[Begin INFORMATION SHOWN]

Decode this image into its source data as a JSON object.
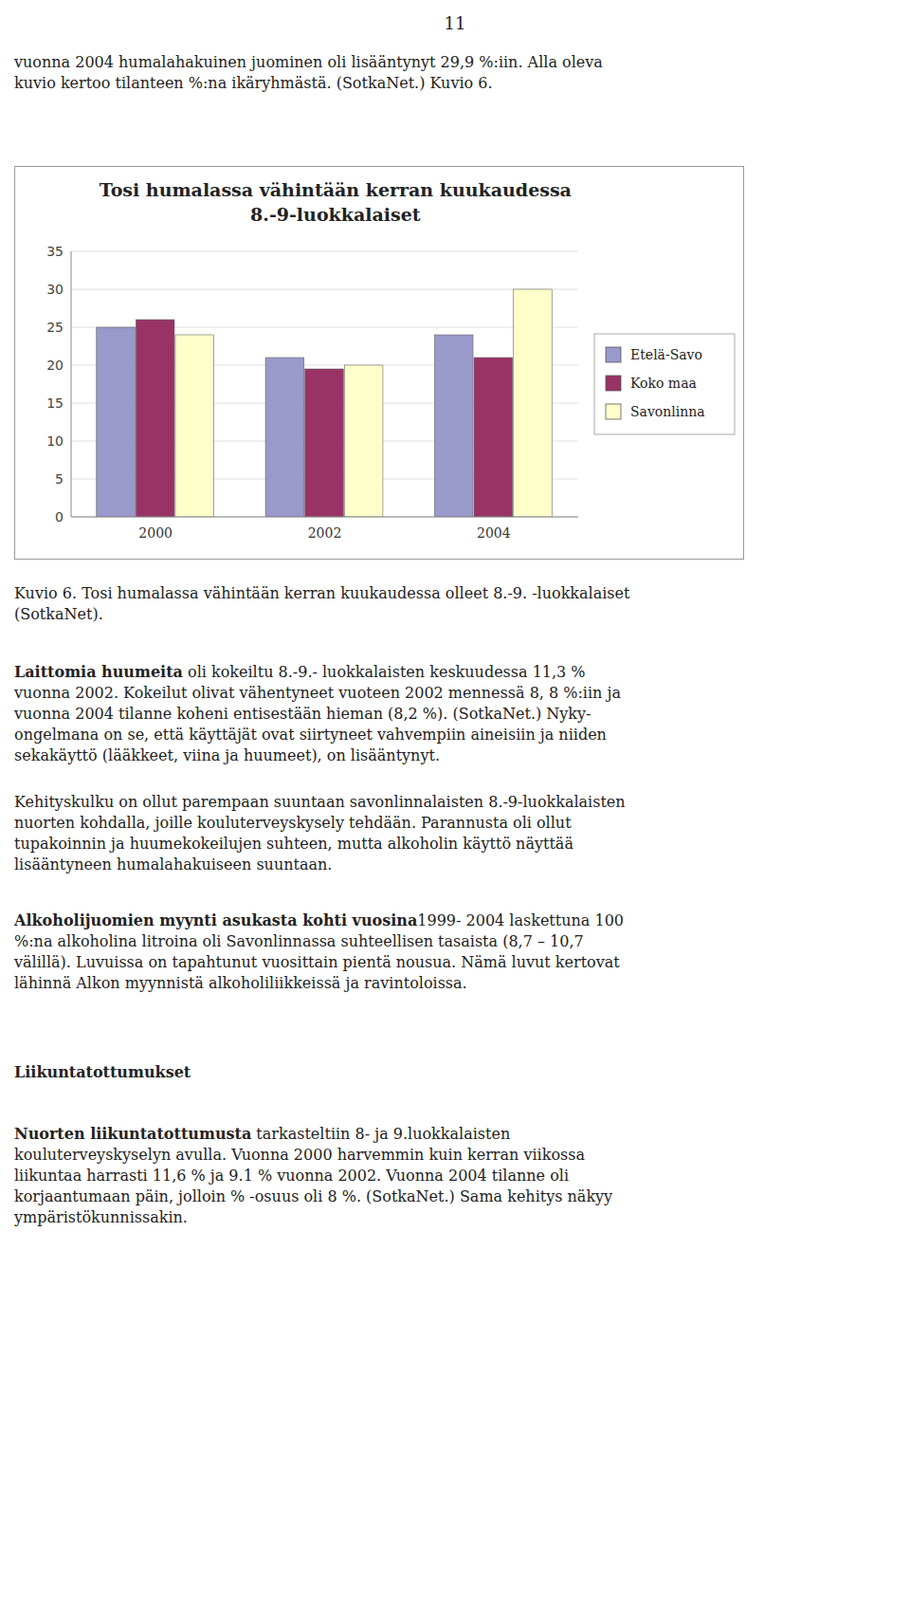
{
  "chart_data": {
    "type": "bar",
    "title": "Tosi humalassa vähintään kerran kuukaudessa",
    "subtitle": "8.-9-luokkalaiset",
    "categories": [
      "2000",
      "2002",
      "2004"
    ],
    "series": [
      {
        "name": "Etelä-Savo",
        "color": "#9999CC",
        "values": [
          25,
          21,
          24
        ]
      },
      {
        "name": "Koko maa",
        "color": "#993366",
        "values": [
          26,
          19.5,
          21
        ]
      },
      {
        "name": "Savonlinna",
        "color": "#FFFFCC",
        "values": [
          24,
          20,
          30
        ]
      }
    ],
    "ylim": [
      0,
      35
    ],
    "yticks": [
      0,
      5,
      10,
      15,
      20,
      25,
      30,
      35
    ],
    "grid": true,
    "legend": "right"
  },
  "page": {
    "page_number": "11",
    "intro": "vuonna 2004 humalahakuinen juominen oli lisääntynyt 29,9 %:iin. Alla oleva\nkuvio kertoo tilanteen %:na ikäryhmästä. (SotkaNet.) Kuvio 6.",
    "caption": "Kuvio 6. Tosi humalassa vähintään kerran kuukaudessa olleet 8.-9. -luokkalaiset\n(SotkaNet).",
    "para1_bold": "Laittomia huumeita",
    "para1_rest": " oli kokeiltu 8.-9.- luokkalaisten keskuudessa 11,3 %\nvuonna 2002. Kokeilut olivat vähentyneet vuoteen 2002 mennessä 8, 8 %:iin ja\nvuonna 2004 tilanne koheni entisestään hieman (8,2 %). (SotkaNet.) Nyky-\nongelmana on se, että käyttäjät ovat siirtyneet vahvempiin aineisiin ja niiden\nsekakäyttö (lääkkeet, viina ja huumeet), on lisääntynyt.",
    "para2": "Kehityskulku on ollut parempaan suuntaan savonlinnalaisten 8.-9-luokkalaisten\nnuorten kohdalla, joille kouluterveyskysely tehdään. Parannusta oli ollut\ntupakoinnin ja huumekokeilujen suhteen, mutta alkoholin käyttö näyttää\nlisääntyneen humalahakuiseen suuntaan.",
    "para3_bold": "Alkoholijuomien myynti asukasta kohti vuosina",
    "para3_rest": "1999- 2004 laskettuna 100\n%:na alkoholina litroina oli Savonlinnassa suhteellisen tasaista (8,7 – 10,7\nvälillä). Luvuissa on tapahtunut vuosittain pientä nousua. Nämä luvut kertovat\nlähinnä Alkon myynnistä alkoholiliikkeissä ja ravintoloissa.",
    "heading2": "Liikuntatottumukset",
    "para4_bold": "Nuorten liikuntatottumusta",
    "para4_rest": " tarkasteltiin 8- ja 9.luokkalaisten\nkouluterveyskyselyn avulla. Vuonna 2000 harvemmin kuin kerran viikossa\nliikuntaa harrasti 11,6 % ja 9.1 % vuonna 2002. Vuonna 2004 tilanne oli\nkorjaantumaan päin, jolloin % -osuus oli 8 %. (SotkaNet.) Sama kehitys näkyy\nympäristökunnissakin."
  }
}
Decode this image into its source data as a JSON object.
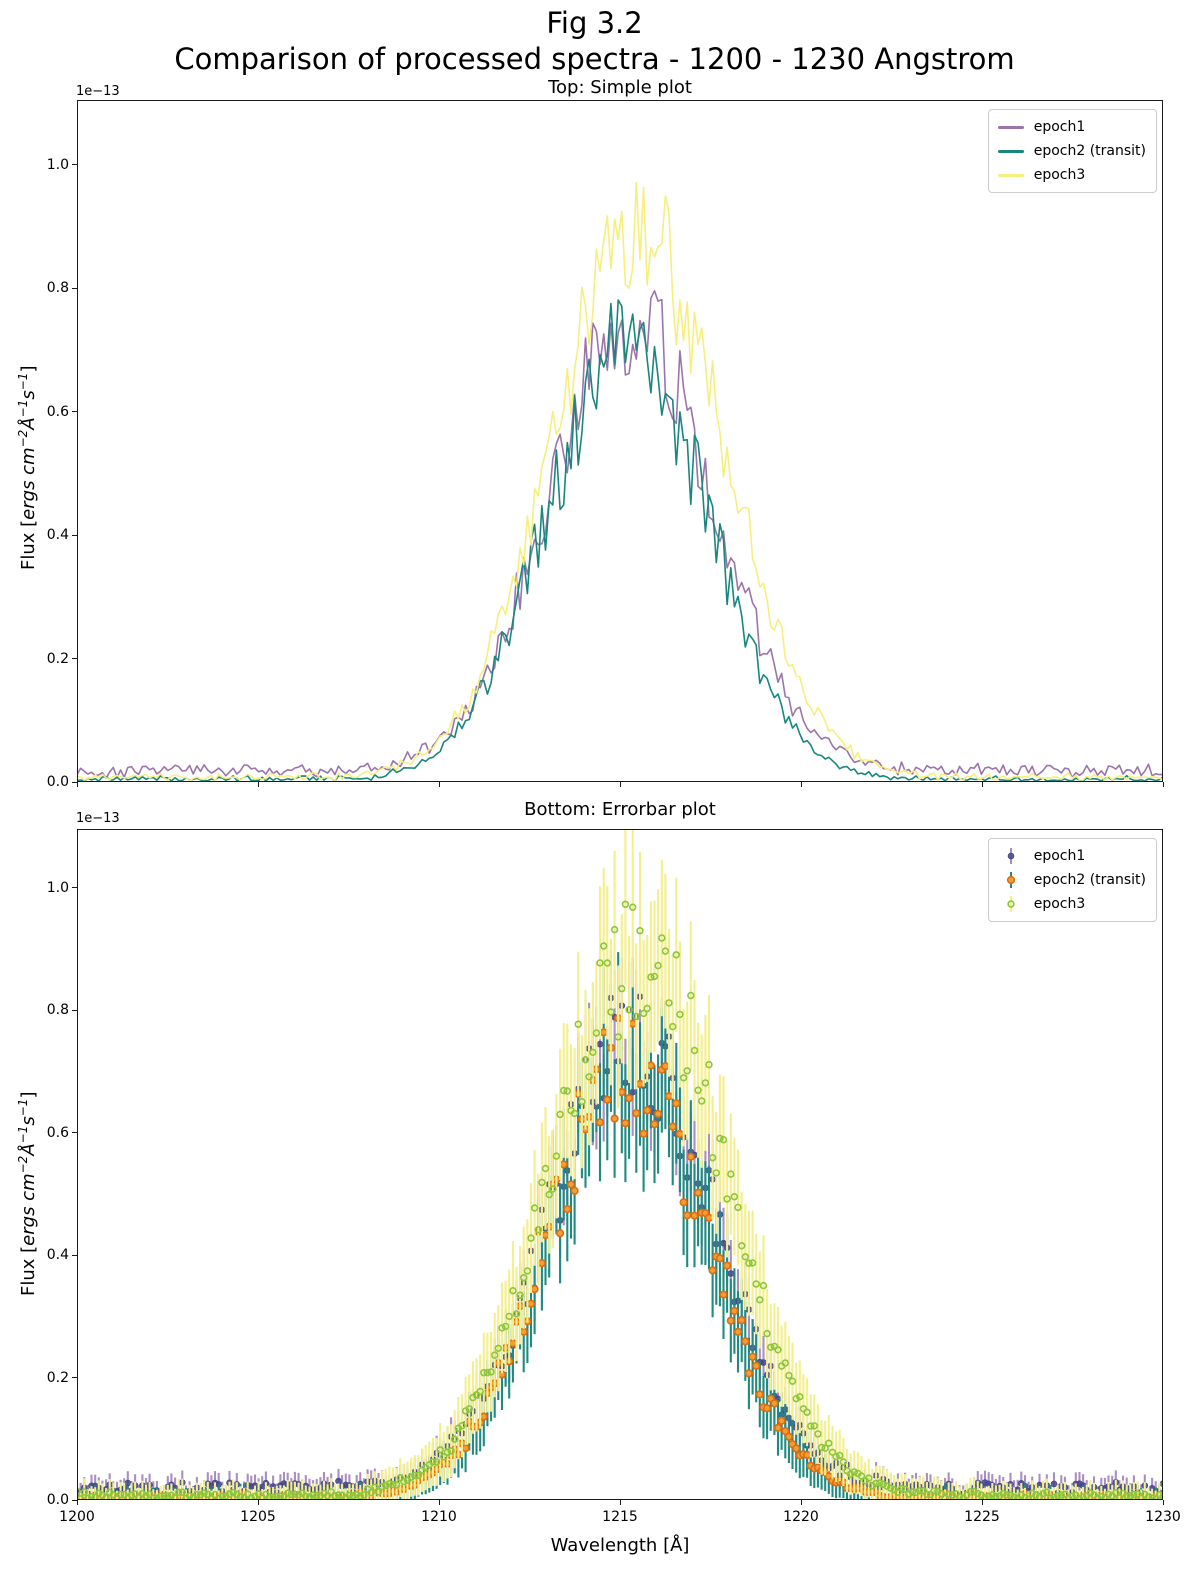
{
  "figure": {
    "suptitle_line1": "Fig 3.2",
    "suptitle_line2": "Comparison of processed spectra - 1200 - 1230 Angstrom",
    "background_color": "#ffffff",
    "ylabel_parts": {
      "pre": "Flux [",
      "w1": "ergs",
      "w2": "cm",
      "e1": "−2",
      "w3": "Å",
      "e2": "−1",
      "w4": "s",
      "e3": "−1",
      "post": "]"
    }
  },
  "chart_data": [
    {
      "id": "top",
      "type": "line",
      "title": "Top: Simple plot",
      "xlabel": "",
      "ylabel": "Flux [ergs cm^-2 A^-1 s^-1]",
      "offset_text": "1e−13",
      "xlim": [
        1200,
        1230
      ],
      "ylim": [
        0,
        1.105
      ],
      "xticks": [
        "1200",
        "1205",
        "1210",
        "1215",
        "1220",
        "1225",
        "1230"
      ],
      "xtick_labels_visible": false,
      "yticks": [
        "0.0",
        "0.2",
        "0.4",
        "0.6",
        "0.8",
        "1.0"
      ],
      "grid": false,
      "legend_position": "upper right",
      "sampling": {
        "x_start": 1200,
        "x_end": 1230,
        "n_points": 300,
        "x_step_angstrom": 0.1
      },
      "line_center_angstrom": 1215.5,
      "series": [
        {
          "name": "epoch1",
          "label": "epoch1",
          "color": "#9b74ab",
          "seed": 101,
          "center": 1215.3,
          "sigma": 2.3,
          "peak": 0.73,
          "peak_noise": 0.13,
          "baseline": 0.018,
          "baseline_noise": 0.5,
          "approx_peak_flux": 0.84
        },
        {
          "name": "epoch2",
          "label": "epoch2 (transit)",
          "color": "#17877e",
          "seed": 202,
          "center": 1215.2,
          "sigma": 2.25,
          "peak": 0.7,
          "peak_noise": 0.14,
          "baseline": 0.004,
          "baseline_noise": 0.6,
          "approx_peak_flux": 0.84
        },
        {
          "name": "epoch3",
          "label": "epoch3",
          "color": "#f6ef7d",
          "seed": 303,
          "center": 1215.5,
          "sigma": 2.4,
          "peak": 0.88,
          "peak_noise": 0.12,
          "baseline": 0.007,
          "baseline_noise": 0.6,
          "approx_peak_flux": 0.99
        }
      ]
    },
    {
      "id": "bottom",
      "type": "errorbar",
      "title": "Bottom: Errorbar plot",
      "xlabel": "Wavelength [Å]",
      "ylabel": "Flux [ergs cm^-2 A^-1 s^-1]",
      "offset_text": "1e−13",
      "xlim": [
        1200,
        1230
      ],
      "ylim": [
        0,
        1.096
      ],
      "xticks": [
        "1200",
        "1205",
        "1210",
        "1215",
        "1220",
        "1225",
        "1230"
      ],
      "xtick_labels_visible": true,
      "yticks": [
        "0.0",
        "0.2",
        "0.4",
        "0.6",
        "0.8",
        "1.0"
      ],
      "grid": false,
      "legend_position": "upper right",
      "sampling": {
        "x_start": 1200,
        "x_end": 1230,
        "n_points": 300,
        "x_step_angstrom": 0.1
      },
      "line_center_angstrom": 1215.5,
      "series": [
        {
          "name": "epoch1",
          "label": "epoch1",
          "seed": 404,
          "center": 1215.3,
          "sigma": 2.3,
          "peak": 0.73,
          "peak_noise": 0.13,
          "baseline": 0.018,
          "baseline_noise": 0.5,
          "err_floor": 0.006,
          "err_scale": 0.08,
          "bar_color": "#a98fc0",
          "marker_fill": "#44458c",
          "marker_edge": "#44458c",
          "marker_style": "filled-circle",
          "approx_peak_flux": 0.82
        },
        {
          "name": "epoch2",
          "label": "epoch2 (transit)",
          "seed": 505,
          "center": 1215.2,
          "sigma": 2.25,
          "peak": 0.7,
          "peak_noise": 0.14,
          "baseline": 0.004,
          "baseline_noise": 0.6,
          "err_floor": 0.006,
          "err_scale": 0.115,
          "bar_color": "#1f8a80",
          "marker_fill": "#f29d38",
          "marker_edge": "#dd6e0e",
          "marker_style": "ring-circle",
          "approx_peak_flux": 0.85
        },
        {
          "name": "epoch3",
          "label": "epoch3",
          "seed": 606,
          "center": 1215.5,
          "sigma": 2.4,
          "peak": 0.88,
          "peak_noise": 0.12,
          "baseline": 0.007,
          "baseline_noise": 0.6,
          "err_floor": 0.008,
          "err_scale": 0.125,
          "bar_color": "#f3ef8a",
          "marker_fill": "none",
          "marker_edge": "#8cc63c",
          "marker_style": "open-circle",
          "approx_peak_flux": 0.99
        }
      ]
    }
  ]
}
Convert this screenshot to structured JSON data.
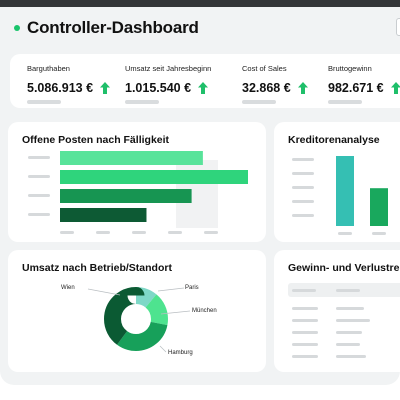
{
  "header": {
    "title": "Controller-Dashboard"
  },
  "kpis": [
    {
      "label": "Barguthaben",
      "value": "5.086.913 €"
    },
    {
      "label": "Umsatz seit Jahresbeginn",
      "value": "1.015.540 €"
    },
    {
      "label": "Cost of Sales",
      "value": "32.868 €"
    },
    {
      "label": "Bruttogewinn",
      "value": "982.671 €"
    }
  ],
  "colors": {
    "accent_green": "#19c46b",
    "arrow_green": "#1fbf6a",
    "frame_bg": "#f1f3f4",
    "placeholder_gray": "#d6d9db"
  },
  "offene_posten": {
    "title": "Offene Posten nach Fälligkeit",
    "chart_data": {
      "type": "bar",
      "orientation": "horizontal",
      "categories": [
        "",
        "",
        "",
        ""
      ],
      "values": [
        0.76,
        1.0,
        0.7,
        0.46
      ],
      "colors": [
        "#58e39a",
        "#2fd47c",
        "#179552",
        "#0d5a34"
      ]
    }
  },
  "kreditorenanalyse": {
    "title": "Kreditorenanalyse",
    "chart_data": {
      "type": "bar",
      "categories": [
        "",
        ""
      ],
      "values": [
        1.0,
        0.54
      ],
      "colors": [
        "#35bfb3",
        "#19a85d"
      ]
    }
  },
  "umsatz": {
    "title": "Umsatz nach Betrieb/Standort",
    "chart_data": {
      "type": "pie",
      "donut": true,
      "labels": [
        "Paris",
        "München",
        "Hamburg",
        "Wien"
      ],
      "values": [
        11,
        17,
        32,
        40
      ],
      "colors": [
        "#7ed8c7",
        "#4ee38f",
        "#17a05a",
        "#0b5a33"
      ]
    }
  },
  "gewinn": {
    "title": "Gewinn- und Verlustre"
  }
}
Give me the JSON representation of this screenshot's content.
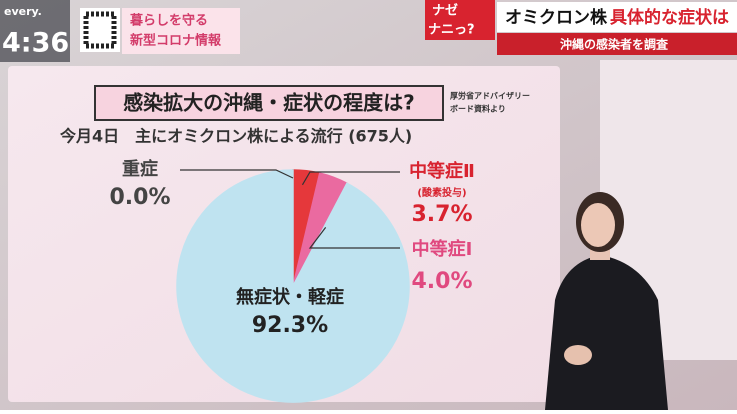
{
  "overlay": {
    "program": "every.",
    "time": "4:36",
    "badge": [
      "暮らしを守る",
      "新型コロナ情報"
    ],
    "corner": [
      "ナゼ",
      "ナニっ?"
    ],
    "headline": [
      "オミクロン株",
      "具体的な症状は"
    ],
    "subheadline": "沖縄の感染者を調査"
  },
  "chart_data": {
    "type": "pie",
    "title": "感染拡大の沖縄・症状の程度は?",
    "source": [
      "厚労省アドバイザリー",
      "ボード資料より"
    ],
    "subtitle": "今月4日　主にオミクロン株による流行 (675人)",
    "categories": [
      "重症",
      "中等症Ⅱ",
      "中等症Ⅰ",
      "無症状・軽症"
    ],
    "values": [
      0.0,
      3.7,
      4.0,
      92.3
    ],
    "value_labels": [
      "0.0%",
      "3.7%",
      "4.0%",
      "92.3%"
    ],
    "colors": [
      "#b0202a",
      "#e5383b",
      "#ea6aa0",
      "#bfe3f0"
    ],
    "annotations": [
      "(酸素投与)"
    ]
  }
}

[End INFORMATION SHOWN]

Find how many lines hold the string "Kuvio", and state that number alone.

2